## DIRECTION
Produce an exact copy of all the records.

## MATERIAL SHOWN
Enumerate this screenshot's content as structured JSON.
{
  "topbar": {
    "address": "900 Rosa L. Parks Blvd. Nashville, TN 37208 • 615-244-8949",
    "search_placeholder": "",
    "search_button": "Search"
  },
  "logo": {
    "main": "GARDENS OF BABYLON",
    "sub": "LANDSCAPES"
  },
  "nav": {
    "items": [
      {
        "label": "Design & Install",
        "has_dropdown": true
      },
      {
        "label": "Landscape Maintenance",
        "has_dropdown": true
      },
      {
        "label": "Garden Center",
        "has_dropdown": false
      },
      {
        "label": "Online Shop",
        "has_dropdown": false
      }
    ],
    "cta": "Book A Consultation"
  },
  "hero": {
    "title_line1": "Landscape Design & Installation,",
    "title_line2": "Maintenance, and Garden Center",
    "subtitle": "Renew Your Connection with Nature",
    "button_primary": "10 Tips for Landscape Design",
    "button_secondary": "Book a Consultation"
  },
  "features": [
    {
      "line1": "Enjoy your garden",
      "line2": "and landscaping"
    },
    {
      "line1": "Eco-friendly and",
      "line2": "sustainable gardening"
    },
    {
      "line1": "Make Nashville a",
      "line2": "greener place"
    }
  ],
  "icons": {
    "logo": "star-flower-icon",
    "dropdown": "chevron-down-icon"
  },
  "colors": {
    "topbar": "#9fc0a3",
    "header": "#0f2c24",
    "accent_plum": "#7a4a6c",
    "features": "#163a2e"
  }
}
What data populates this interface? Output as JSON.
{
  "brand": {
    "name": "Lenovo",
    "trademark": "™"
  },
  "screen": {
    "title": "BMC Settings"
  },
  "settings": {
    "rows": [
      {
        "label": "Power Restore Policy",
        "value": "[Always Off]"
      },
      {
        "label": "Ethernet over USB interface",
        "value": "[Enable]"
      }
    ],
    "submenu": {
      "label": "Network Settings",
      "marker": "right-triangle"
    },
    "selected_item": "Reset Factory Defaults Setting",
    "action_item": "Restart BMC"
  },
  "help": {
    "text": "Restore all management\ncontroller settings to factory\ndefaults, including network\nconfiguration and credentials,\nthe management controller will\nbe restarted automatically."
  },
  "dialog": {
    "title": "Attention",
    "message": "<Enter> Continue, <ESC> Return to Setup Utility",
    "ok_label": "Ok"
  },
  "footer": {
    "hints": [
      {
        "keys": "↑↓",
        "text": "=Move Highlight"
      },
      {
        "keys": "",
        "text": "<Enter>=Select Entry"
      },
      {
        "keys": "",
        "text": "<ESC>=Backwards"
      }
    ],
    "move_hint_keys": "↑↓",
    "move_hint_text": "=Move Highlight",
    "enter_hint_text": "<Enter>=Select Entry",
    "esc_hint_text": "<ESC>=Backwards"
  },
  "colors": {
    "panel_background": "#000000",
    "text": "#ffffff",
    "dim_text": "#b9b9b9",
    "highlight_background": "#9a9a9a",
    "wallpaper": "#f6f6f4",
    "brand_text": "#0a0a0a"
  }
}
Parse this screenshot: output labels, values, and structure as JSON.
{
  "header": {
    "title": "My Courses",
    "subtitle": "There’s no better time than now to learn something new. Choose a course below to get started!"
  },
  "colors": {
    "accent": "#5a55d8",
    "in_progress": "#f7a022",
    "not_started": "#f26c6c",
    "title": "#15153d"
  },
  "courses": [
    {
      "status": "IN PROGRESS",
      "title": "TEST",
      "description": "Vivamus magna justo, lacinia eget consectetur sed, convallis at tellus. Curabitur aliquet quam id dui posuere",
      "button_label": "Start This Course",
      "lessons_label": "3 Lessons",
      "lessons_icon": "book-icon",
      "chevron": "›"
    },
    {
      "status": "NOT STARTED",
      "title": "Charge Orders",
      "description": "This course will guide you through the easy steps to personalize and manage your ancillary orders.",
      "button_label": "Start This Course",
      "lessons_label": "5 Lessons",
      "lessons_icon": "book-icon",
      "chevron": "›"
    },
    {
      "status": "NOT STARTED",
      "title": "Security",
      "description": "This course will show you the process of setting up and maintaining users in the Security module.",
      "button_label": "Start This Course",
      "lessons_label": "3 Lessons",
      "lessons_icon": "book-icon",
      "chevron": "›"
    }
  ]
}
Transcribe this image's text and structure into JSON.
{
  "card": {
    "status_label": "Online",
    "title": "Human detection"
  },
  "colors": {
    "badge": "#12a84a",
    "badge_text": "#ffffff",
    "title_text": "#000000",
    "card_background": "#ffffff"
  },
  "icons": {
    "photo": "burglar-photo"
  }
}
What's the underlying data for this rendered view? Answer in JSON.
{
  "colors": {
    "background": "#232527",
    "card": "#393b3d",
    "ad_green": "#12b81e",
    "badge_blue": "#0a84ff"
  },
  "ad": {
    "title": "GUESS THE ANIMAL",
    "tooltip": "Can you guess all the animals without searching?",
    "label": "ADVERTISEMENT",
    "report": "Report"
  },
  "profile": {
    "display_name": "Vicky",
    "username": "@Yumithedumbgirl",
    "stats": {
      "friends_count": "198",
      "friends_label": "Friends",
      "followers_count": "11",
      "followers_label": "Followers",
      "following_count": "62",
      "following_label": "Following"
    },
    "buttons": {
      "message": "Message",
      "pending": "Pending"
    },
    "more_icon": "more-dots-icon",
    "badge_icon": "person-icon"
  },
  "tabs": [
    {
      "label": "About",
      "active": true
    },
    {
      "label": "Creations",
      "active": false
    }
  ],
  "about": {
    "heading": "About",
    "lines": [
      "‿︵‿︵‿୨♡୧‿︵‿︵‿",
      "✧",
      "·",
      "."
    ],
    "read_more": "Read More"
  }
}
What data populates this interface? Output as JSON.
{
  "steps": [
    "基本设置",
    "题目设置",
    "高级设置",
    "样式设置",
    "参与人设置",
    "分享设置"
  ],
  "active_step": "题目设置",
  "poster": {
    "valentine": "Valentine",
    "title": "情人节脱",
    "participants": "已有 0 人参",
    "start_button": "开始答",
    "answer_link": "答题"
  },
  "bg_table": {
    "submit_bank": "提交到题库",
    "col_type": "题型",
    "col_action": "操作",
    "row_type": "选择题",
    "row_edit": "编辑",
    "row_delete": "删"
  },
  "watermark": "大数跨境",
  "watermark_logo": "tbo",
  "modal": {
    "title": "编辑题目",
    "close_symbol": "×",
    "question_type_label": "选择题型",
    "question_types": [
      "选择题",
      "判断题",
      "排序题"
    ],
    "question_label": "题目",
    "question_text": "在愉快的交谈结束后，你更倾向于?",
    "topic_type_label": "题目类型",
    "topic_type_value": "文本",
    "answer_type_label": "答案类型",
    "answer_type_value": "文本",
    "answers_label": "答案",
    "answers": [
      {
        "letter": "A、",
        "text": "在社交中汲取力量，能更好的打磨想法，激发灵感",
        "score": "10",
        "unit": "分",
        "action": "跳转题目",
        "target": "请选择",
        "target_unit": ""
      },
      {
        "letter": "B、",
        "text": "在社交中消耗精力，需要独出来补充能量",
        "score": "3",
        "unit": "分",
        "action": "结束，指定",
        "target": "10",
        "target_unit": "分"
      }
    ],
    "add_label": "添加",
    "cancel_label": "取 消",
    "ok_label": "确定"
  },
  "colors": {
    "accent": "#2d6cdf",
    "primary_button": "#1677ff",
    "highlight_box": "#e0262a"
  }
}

## RIGHT ANSWER
Enumerate this screenshot's content as structured JSON.
{
  "topbar": {
    "address": "900 Rosa L. Parks Blvd. Nashville, TN 37208 • 615-244-8949",
    "search_placeholder": "",
    "search_button": "Search"
  },
  "logo": {
    "main": "GARDENS OF BABYLON",
    "sub": "LANDSCAPES"
  },
  "nav": {
    "items": [
      {
        "label": "Design & Install",
        "has_dropdown": true
      },
      {
        "label": "Landscape Maintenance",
        "has_dropdown": true
      },
      {
        "label": "Garden Center",
        "has_dropdown": false
      },
      {
        "label": "Online Shop",
        "has_dropdown": false
      }
    ],
    "cta": "Book A Consultation"
  },
  "hero": {
    "title_line1": "Landscape Design & Installation,",
    "title_line2": "Maintenance, and Garden Center",
    "subtitle": "Renew Your Connection with Nature",
    "button_primary": "10 Tips for Landscape Design",
    "button_secondary": "Book a Consultation"
  },
  "features": [
    {
      "line1": "Enjoy your garden",
      "line2": "and landscaping"
    },
    {
      "line1": "Eco-friendly and",
      "line2": "sustainable gardening"
    },
    {
      "line1": "Make Nashville a",
      "line2": "greener place"
    }
  ],
  "icons": {
    "logo": "star-flower-icon",
    "dropdown": "chevron-down-icon"
  },
  "colors": {
    "topbar": "#9fc0a3",
    "header": "#0f2c24",
    "accent_plum": "#7a4a6c",
    "features": "#163a2e"
  }
}
What data populates this interface? Output as JSON.
{
  "brand": {
    "name": "Lenovo",
    "trademark": "™"
  },
  "screen": {
    "title": "BMC Settings"
  },
  "settings": {
    "rows": [
      {
        "label": "Power Restore Policy",
        "value": "[Always Off]"
      },
      {
        "label": "Ethernet over USB interface",
        "value": "[Enable]"
      }
    ],
    "submenu": {
      "label": "Network Settings",
      "marker": "right-triangle"
    },
    "selected_item": "Reset Factory Defaults Setting",
    "action_item": "Restart BMC"
  },
  "help": {
    "text": "Restore all management\ncontroller settings to factory\ndefaults, including network\nconfiguration and credentials,\nthe management controller will\nbe restarted automatically."
  },
  "dialog": {
    "title": "Attention",
    "message": "<Enter> Continue, <ESC> Return to Setup Utility",
    "ok_label": "Ok"
  },
  "footer": {
    "hints": [
      {
        "keys": "↑↓",
        "text": "=Move Highlight"
      },
      {
        "keys": "",
        "text": "<Enter>=Select Entry"
      },
      {
        "keys": "",
        "text": "<ESC>=Backwards"
      }
    ],
    "move_hint_keys": "↑↓",
    "move_hint_text": "=Move Highlight",
    "enter_hint_text": "<Enter>=Select Entry",
    "esc_hint_text": "<ESC>=Backwards"
  },
  "colors": {
    "panel_background": "#000000",
    "text": "#ffffff",
    "dim_text": "#b9b9b9",
    "highlight_background": "#9a9a9a",
    "wallpaper": "#f6f6f4",
    "brand_text": "#0a0a0a"
  }
}
Parse this screenshot: output labels, values, and structure as JSON.
{
  "header": {
    "title": "My Courses",
    "subtitle": "There’s no better time than now to learn something new. Choose a course below to get started!"
  },
  "colors": {
    "accent": "#5a55d8",
    "in_progress": "#f7a022",
    "not_started": "#f26c6c",
    "title": "#15153d"
  },
  "courses": [
    {
      "status": "IN PROGRESS",
      "title": "TEST",
      "description": "Vivamus magna justo, lacinia eget consectetur sed, convallis at tellus. Curabitur aliquet quam id dui posuere",
      "button_label": "Start This Course",
      "lessons_label": "3 Lessons",
      "lessons_icon": "book-icon",
      "chevron": "›"
    },
    {
      "status": "NOT STARTED",
      "title": "Charge Orders",
      "description": "This course will guide you through the easy steps to personalize and manage your ancillary orders.",
      "button_label": "Start This Course",
      "lessons_label": "5 Lessons",
      "lessons_icon": "book-icon",
      "chevron": "›"
    },
    {
      "status": "NOT STARTED",
      "title": "Security",
      "description": "This course will show you the process of setting up and maintaining users in the Security module.",
      "button_label": "Start This Course",
      "lessons_label": "3 Lessons",
      "lessons_icon": "book-icon",
      "chevron": "›"
    }
  ]
}
Transcribe this image's text and structure into JSON.
{
  "card": {
    "status_label": "Online",
    "title": "Human detection"
  },
  "colors": {
    "badge": "#12a84a",
    "badge_text": "#ffffff",
    "title_text": "#000000",
    "card_background": "#ffffff"
  },
  "icons": {
    "photo": "burglar-photo"
  }
}
What's the underlying data for this rendered view? Answer in JSON.
{
  "colors": {
    "background": "#232527",
    "card": "#393b3d",
    "ad_green": "#12b81e",
    "badge_blue": "#0a84ff"
  },
  "ad": {
    "title": "GUESS THE ANIMAL",
    "tooltip": "Can you guess all the animals without searching?",
    "label": "ADVERTISEMENT",
    "report": "Report"
  },
  "profile": {
    "display_name": "Vicky",
    "username": "@Yumithedumbgirl",
    "stats": {
      "friends_count": "198",
      "friends_label": "Friends",
      "followers_count": "11",
      "followers_label": "Followers",
      "following_count": "62",
      "following_label": "Following"
    },
    "buttons": {
      "message": "Message",
      "pending": "Pending"
    },
    "more_icon": "more-dots-icon",
    "badge_icon": "person-icon"
  },
  "tabs": [
    {
      "label": "About",
      "active": true
    },
    {
      "label": "Creations",
      "active": false
    }
  ],
  "about": {
    "heading": "About",
    "lines": [
      "‿︵‿︵‿୨♡୧‿︵‿︵‿",
      "✧",
      "·",
      "."
    ],
    "read_more": "Read More"
  }
}
What data populates this interface? Output as JSON.
{
  "steps": [
    "基本设置",
    "题目设置",
    "高级设置",
    "样式设置",
    "参与人设置",
    "分享设置"
  ],
  "active_step": "题目设置",
  "poster": {
    "valentine": "Valentine",
    "title": "情人节脱",
    "participants": "已有 0 人参",
    "start_button": "开始答",
    "answer_link": "答题"
  },
  "bg_table": {
    "submit_bank": "提交到题库",
    "col_type": "题型",
    "col_action": "操作",
    "row_type": "选择题",
    "row_edit": "编辑",
    "row_delete": "删"
  },
  "watermark": "大数跨境",
  "watermark_logo": "tbo",
  "modal": {
    "title": "编辑题目",
    "close_symbol": "×",
    "question_type_label": "选择题型",
    "question_types": [
      "选择题",
      "判断题",
      "排序题"
    ],
    "question_label": "题目",
    "question_text": "在愉快的交谈结束后，你更倾向于?",
    "topic_type_label": "题目类型",
    "topic_type_value": "文本",
    "answer_type_label": "答案类型",
    "answer_type_value": "文本",
    "answers_label": "答案",
    "answers": [
      {
        "letter": "A、",
        "text": "在社交中汲取力量，能更好的打磨想法，激发灵感",
        "score": "10",
        "unit": "分",
        "action": "跳转题目",
        "target": "请选择",
        "target_unit": ""
      },
      {
        "letter": "B、",
        "text": "在社交中消耗精力，需要独出来补充能量",
        "score": "3",
        "unit": "分",
        "action": "结束，指定",
        "target": "10",
        "target_unit": "分"
      }
    ],
    "add_label": "添加",
    "cancel_label": "取 消",
    "ok_label": "确定"
  },
  "colors": {
    "accent": "#2d6cdf",
    "primary_button": "#1677ff",
    "highlight_box": "#e0262a"
  }
}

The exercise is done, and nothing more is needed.